Mas este texto não é sobre a
trajetória do termo. É indiscutível que o conceito genérico, e atualmente
bastante impreciso de cineclube, tornou-se hegemônico mundialmente,
especialmente depois da 2ª. Guerra Mundial. Do seu sentido original, no
entanto, que descrevia uma associação em torno do cinema, atualmente restou
apenas a ideia de projeção seguida de debate. Esse sentido, mais de ação
do que de organização, prevalece particularmente no Brasil. Mas em todo o mundo
o cineclubismo, junto com o próprio cinema, perdeu protagonismo social e
cultural. Ainda existe em quantidade relativamente significativa, mas bastante
descaracterizado e isolado socialmente, como exemplo de uma forma residual de
cultura. Cineclubes agregam especialistas (cinéfilos), diletantes, amadores ou
fãs, como acontece também com a ópera (hoje muito reproduzida nos cinemas), o
balé e outras expressões mais antigas de práticas sociais envelhecidas, descontextualizadas
ou, de diferentes formas, elitizadas.
Mídias
Mais do que a projeção de eslaides
das lanternas mágicas ou mesmo a fotografia, foi com o desenvolvimento do
cinema que se inaugurou e logo se consolidou toda uma nova maneira de ver[12], um novo regime escópico[13] na história da humanidade.
Acostumamo-nos a chamar o fenômeno de “imagens em movimento”, mas logo ele
agregou também palavras escritas e, pouco depois, o som. Oriundas do cinema,
tivemos ainda a generalização da televisão e, atualmente, a ubiquidade dos
sinais digitalizados, sua capilaridade em aparelhos celulares, a fagocitose
progressiva dos outros meios e formas de expressão e comunicação. O capitalismo
de vigilância[14],
ou capitalismo de plataformas[15], enfim, trouxe para o
centro do próprio modo de produção a reprodução técnica do real e a mediação
entre produtores e consumidores através das tecnologias digitais e audiovisuais.

EXERCÍCIO PROPOSTO A: Transcreva integralmente o trecho sobre cineclubes e mídias, sem qualquer alteração.
As linhas apresentadas a seguir não guardam nenhuma relação com o trecho.

LINHAS FORNECIDAS:

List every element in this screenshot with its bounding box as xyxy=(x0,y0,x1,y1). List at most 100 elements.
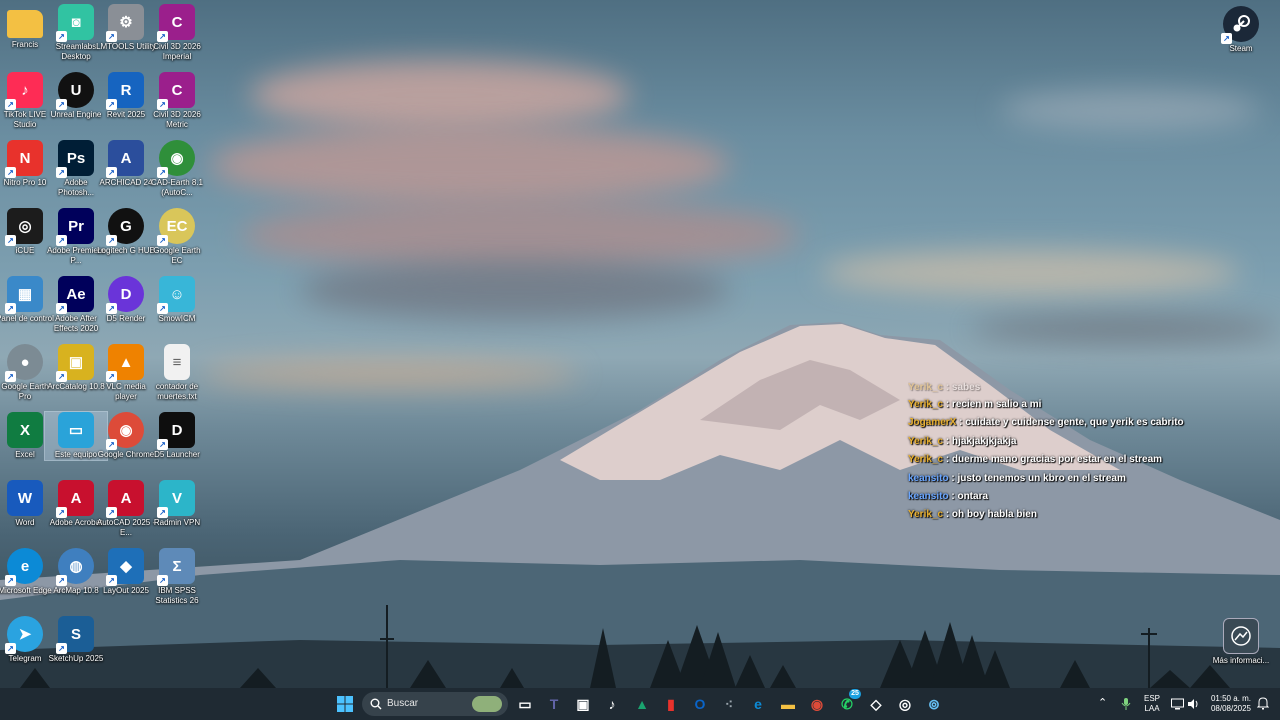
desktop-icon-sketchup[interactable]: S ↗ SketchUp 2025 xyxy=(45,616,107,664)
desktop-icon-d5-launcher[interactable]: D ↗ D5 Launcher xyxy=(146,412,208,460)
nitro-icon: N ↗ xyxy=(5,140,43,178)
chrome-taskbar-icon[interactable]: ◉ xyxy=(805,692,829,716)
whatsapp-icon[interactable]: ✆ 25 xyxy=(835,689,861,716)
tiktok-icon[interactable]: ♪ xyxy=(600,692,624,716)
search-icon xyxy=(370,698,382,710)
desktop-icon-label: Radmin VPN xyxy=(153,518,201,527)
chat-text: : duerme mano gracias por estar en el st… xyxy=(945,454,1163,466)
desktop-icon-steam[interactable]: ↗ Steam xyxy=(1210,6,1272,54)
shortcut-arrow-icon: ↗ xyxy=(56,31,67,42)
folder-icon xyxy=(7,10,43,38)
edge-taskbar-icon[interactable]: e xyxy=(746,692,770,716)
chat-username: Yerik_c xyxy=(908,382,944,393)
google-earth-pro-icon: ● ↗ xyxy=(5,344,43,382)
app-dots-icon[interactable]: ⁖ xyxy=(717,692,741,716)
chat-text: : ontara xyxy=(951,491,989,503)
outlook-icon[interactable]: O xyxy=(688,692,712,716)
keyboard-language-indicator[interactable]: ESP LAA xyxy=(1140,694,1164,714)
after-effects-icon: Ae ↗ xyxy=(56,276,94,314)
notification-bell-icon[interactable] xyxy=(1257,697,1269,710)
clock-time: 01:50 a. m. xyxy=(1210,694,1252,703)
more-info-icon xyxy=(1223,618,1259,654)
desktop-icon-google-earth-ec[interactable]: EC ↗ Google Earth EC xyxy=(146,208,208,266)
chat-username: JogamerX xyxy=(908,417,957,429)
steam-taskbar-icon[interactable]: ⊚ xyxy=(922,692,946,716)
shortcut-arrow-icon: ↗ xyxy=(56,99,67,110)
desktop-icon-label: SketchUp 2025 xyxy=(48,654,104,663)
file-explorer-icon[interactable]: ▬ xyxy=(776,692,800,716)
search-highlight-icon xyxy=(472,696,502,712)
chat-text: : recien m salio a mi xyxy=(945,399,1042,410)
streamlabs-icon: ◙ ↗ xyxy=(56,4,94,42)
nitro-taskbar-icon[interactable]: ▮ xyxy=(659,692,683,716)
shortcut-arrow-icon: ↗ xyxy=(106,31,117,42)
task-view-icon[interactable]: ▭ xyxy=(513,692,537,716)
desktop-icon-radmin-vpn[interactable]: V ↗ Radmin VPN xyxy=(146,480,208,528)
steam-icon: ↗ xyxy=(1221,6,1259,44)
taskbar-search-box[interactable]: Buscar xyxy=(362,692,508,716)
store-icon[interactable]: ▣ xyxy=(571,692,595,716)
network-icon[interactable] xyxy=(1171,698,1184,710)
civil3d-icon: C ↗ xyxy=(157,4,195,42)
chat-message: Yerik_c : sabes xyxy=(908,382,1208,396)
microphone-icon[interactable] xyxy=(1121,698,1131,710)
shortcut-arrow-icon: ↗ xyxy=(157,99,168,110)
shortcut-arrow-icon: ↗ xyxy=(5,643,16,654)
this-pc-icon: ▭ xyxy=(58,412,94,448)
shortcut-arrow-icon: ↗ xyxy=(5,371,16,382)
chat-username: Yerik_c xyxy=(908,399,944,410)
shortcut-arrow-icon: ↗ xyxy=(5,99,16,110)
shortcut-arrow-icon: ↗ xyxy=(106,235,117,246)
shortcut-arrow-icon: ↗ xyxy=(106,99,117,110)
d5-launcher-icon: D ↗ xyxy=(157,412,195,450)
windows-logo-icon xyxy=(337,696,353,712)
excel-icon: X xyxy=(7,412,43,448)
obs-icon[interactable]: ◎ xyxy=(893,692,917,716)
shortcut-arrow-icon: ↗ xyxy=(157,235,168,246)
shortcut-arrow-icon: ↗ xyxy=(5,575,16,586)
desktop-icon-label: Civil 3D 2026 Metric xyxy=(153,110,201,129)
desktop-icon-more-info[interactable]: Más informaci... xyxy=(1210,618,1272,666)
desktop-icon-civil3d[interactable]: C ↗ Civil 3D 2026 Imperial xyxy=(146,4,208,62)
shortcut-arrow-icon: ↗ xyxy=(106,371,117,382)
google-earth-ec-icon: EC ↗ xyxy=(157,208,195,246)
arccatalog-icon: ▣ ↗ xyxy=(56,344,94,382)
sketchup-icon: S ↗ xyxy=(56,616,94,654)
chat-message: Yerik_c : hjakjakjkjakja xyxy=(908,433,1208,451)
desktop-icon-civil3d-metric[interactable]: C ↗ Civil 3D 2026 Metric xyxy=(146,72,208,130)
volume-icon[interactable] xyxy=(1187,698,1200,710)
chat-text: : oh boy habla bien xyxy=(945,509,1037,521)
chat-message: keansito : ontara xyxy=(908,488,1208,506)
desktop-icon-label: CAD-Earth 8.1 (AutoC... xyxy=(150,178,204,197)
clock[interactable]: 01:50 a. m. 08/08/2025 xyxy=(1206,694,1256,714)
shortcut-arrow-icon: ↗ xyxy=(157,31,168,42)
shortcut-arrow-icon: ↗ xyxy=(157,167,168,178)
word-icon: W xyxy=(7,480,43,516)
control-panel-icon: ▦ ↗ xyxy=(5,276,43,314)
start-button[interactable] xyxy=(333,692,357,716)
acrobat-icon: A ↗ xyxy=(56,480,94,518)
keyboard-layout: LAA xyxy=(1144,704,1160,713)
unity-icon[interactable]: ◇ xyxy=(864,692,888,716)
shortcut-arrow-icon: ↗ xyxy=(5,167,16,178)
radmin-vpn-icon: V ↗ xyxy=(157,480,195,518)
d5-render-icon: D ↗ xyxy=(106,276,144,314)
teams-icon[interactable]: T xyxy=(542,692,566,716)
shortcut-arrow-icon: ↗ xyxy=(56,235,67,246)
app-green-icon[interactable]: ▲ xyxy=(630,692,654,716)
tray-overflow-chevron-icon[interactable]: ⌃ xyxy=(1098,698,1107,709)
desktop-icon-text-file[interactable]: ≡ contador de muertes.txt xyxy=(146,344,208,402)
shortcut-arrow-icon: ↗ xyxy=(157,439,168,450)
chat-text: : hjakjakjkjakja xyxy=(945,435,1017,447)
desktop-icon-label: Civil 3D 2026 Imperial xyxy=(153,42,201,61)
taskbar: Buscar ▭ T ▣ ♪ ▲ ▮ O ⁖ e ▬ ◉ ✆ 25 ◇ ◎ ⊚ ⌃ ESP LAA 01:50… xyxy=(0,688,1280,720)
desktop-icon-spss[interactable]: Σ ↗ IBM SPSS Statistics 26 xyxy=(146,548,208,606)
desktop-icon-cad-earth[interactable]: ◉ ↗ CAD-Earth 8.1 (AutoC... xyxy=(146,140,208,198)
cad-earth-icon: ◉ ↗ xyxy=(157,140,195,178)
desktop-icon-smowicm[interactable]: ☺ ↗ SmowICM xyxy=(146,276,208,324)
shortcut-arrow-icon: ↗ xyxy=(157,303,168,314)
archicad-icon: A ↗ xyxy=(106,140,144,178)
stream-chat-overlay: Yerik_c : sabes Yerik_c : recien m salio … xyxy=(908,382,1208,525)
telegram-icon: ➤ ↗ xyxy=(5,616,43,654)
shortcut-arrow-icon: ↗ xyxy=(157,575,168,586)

EXERCÍCIO PROPOSTO B: Reproduza, dentre as linhas fornecidas, somente o segmento que se inicia na linha que contém “desktop-icon-sketchup[interactable]: S ↗” e se encerra na linha que contém “folder-icon xyxy=(7,10,43,38)”, incluindo ambas e sem nenhuma alteração.

RESPOSTA COMPLETA A:
Mas este texto não é sobre a
trajetória do termo. É indiscutível que o conceito genérico, e atualmente
bastante impreciso de cineclube, tornou-se hegemônico mundialmente,
especialmente depois da 2ª. Guerra Mundial. Do seu sentido original, no
entanto, que descrevia uma associação em torno do cinema, atualmente restou
apenas a ideia de projeção seguida de debate. Esse sentido, mais de ação
do que de organização, prevalece particularmente no Brasil. Mas em todo o mundo
o cineclubismo, junto com o próprio cinema, perdeu protagonismo social e
cultural. Ainda existe em quantidade relativamente significativa, mas bastante
descaracterizado e isolado socialmente, como exemplo de uma forma residual de
cultura. Cineclubes agregam especialistas (cinéfilos), diletantes, amadores ou
fãs, como acontece também com a ópera (hoje muito reproduzida nos cinemas), o
balé e outras expressões mais antigas de práticas sociais envelhecidas, descontextualizadas
ou, de diferentes formas, elitizadas.
Mídias
Mais do que a projeção de eslaides
das lanternas mágicas ou mesmo a fotografia, foi com o desenvolvimento do
cinema que se inaugurou e logo se consolidou toda uma nova maneira de ver[12], um novo regime escópico[13] na história da humanidade.
Acostumamo-nos a chamar o fenômeno de “imagens em movimento”, mas logo ele
agregou também palavras escritas e, pouco depois, o som. Oriundas do cinema,
tivemos ainda a generalização da televisão e, atualmente, a ubiquidade dos
sinais digitalizados, sua capilaridade em aparelhos celulares, a fagocitose
progressiva dos outros meios e formas de expressão e comunicação. O capitalismo
de vigilância[14],
ou capitalismo de plataformas[15], enfim, trouxe para o
centro do próprio modo de produção a reprodução técnica do real e a mediação
entre produtores e consumidores através das tecnologias digitais e audiovisuais.

RESPOSTA COMPLETA B:
desktop-icon-sketchup[interactable]: S ↗ SketchUp 2025 xyxy=(45,616,107,664)
desktop-icon-d5-launcher[interactable]: D ↗ D5 Launcher xyxy=(146,412,208,460)
nitro-icon: N ↗ xyxy=(5,140,43,178)
chrome-taskbar-icon[interactable]: ◉ xyxy=(805,692,829,716)
whatsapp-icon[interactable]: ✆ 25 xyxy=(835,689,861,716)
tiktok-icon[interactable]: ♪ xyxy=(600,692,624,716)
search-icon xyxy=(370,698,382,710)
desktop-icon-label: Radmin VPN xyxy=(153,518,201,527)
chat-text: : duerme mano gracias por estar en el st… xyxy=(945,454,1163,466)
desktop-icon-steam[interactable]: ↗ Steam xyxy=(1210,6,1272,54)
shortcut-arrow-icon: ↗ xyxy=(56,31,67,42)
folder-icon xyxy=(7,10,43,38)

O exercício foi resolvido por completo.